• _REQUIREMENT_
Below are some records; reproduce every one of them exactly.

Stored entries:
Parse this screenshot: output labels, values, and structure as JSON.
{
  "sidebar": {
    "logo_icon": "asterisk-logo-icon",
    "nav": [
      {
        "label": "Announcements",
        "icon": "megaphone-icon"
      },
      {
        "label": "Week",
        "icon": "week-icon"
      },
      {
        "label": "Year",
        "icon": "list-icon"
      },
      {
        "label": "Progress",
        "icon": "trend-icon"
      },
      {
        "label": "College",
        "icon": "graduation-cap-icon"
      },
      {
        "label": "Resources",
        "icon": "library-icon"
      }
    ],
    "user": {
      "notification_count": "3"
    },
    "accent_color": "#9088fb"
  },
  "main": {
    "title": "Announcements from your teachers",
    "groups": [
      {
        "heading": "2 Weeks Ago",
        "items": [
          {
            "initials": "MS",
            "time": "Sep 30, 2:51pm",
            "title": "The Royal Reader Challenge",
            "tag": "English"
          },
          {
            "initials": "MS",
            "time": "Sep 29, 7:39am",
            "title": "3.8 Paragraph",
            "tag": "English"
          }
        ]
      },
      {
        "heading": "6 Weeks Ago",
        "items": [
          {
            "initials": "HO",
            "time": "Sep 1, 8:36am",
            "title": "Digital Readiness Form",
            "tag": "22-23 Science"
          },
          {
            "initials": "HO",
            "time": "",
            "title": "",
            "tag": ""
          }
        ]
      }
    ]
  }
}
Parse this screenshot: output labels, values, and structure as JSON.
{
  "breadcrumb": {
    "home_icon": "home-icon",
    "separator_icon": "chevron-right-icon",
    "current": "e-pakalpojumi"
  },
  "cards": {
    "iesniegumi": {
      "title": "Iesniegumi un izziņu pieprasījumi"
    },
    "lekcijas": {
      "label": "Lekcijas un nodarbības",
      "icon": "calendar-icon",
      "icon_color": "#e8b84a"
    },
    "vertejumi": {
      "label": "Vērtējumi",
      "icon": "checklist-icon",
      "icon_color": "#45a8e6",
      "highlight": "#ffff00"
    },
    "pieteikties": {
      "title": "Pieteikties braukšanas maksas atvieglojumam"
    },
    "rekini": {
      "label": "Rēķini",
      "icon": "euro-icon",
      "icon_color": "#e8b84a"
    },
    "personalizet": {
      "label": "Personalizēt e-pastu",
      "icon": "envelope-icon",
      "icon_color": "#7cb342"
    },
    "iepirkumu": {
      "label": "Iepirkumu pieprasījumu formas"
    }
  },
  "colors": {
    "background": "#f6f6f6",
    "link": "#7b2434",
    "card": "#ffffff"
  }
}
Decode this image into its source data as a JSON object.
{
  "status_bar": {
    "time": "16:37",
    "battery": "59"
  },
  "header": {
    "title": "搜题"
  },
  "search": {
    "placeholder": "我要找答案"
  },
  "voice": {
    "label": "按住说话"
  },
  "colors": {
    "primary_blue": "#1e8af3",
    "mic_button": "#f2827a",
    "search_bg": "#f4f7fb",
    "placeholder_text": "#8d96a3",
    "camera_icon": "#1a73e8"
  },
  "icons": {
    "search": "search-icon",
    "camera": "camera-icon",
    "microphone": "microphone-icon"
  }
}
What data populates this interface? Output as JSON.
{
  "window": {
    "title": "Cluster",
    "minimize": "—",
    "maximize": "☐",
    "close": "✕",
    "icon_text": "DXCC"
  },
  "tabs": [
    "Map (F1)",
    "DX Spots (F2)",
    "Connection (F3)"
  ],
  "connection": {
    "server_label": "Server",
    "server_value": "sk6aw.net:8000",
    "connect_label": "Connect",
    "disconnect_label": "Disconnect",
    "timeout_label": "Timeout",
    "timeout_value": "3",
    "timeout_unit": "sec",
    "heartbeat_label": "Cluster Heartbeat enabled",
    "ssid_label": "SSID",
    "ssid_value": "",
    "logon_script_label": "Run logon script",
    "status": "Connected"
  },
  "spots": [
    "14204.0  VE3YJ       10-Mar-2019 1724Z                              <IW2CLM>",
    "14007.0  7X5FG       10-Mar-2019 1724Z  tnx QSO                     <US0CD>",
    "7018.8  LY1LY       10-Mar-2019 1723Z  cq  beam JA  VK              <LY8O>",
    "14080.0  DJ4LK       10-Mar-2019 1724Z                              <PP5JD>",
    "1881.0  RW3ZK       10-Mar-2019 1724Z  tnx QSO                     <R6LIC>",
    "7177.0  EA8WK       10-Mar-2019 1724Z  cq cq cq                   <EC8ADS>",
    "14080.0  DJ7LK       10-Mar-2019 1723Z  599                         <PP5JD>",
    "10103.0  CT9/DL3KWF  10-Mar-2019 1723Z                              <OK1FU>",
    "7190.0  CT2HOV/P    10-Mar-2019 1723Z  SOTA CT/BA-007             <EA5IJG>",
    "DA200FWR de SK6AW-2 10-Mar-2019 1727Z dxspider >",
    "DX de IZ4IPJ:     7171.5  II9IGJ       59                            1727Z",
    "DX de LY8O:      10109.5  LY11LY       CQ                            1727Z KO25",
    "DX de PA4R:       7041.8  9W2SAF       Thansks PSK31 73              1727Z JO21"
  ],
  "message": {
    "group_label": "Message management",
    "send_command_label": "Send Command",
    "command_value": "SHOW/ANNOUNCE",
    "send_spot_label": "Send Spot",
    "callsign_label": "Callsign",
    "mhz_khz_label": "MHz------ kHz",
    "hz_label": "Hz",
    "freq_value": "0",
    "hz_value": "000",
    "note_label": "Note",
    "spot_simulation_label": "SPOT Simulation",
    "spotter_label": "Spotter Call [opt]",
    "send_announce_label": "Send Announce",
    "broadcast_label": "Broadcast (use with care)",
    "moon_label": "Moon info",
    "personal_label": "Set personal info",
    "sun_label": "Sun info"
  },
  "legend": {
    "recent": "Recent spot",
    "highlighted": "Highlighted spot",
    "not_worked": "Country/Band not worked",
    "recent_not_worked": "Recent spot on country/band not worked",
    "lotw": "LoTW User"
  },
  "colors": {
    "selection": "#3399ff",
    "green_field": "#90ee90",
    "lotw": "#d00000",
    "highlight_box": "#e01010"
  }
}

• _TASK RESPONSE_
Parse this screenshot: output labels, values, and structure as JSON.
{
  "sidebar": {
    "logo_icon": "asterisk-logo-icon",
    "nav": [
      {
        "label": "Announcements",
        "icon": "megaphone-icon"
      },
      {
        "label": "Week",
        "icon": "week-icon"
      },
      {
        "label": "Year",
        "icon": "list-icon"
      },
      {
        "label": "Progress",
        "icon": "trend-icon"
      },
      {
        "label": "College",
        "icon": "graduation-cap-icon"
      },
      {
        "label": "Resources",
        "icon": "library-icon"
      }
    ],
    "user": {
      "notification_count": "3"
    },
    "accent_color": "#9088fb"
  },
  "main": {
    "title": "Announcements from your teachers",
    "groups": [
      {
        "heading": "2 Weeks Ago",
        "items": [
          {
            "initials": "MS",
            "time": "Sep 30, 2:51pm",
            "title": "The Royal Reader Challenge",
            "tag": "English"
          },
          {
            "initials": "MS",
            "time": "Sep 29, 7:39am",
            "title": "3.8 Paragraph",
            "tag": "English"
          }
        ]
      },
      {
        "heading": "6 Weeks Ago",
        "items": [
          {
            "initials": "HO",
            "time": "Sep 1, 8:36am",
            "title": "Digital Readiness Form",
            "tag": "22-23 Science"
          },
          {
            "initials": "HO",
            "time": "",
            "title": "",
            "tag": ""
          }
        ]
      }
    ]
  }
}
Parse this screenshot: output labels, values, and structure as JSON.
{
  "breadcrumb": {
    "home_icon": "home-icon",
    "separator_icon": "chevron-right-icon",
    "current": "e-pakalpojumi"
  },
  "cards": {
    "iesniegumi": {
      "title": "Iesniegumi un izziņu pieprasījumi"
    },
    "lekcijas": {
      "label": "Lekcijas un nodarbības",
      "icon": "calendar-icon",
      "icon_color": "#e8b84a"
    },
    "vertejumi": {
      "label": "Vērtējumi",
      "icon": "checklist-icon",
      "icon_color": "#45a8e6",
      "highlight": "#ffff00"
    },
    "pieteikties": {
      "title": "Pieteikties braukšanas maksas atvieglojumam"
    },
    "rekini": {
      "label": "Rēķini",
      "icon": "euro-icon",
      "icon_color": "#e8b84a"
    },
    "personalizet": {
      "label": "Personalizēt e-pastu",
      "icon": "envelope-icon",
      "icon_color": "#7cb342"
    },
    "iepirkumu": {
      "label": "Iepirkumu pieprasījumu formas"
    }
  },
  "colors": {
    "background": "#f6f6f6",
    "link": "#7b2434",
    "card": "#ffffff"
  }
}
Decode this image into its source data as a JSON object.
{
  "status_bar": {
    "time": "16:37",
    "battery": "59"
  },
  "header": {
    "title": "搜题"
  },
  "search": {
    "placeholder": "我要找答案"
  },
  "voice": {
    "label": "按住说话"
  },
  "colors": {
    "primary_blue": "#1e8af3",
    "mic_button": "#f2827a",
    "search_bg": "#f4f7fb",
    "placeholder_text": "#8d96a3",
    "camera_icon": "#1a73e8"
  },
  "icons": {
    "search": "search-icon",
    "camera": "camera-icon",
    "microphone": "microphone-icon"
  }
}
What data populates this interface? Output as JSON.
{
  "window": {
    "title": "Cluster",
    "minimize": "—",
    "maximize": "☐",
    "close": "✕",
    "icon_text": "DXCC"
  },
  "tabs": [
    "Map (F1)",
    "DX Spots (F2)",
    "Connection (F3)"
  ],
  "connection": {
    "server_label": "Server",
    "server_value": "sk6aw.net:8000",
    "connect_label": "Connect",
    "disconnect_label": "Disconnect",
    "timeout_label": "Timeout",
    "timeout_value": "3",
    "timeout_unit": "sec",
    "heartbeat_label": "Cluster Heartbeat enabled",
    "ssid_label": "SSID",
    "ssid_value": "",
    "logon_script_label": "Run logon script",
    "status": "Connected"
  },
  "spots": [
    "14204.0  VE3YJ       10-Mar-2019 1724Z                              <IW2CLM>",
    "14007.0  7X5FG       10-Mar-2019 1724Z  tnx QSO                     <US0CD>",
    "7018.8  LY1LY       10-Mar-2019 1723Z  cq  beam JA  VK              <LY8O>",
    "14080.0  DJ4LK       10-Mar-2019 1724Z                              <PP5JD>",
    "1881.0  RW3ZK       10-Mar-2019 1724Z  tnx QSO                     <R6LIC>",
    "7177.0  EA8WK       10-Mar-2019 1724Z  cq cq cq                   <EC8ADS>",
    "14080.0  DJ7LK       10-Mar-2019 1723Z  599                         <PP5JD>",
    "10103.0  CT9/DL3KWF  10-Mar-2019 1723Z                              <OK1FU>",
    "7190.0  CT2HOV/P    10-Mar-2019 1723Z  SOTA CT/BA-007             <EA5IJG>",
    "DA200FWR de SK6AW-2 10-Mar-2019 1727Z dxspider >",
    "DX de IZ4IPJ:     7171.5  II9IGJ       59                            1727Z",
    "DX de LY8O:      10109.5  LY11LY       CQ                            1727Z KO25",
    "DX de PA4R:       7041.8  9W2SAF       Thansks PSK31 73              1727Z JO21"
  ],
  "message": {
    "group_label": "Message management",
    "send_command_label": "Send Command",
    "command_value": "SHOW/ANNOUNCE",
    "send_spot_label": "Send Spot",
    "callsign_label": "Callsign",
    "mhz_khz_label": "MHz------ kHz",
    "hz_label": "Hz",
    "freq_value": "0",
    "hz_value": "000",
    "note_label": "Note",
    "spot_simulation_label": "SPOT Simulation",
    "spotter_label": "Spotter Call [opt]",
    "send_announce_label": "Send Announce",
    "broadcast_label": "Broadcast (use with care)",
    "moon_label": "Moon info",
    "personal_label": "Set personal info",
    "sun_label": "Sun info"
  },
  "legend": {
    "recent": "Recent spot",
    "highlighted": "Highlighted spot",
    "not_worked": "Country/Band not worked",
    "recent_not_worked": "Recent spot on country/band not worked",
    "lotw": "LoTW User"
  },
  "colors": {
    "selection": "#3399ff",
    "green_field": "#90ee90",
    "lotw": "#d00000",
    "highlight_box": "#e01010"
  }
}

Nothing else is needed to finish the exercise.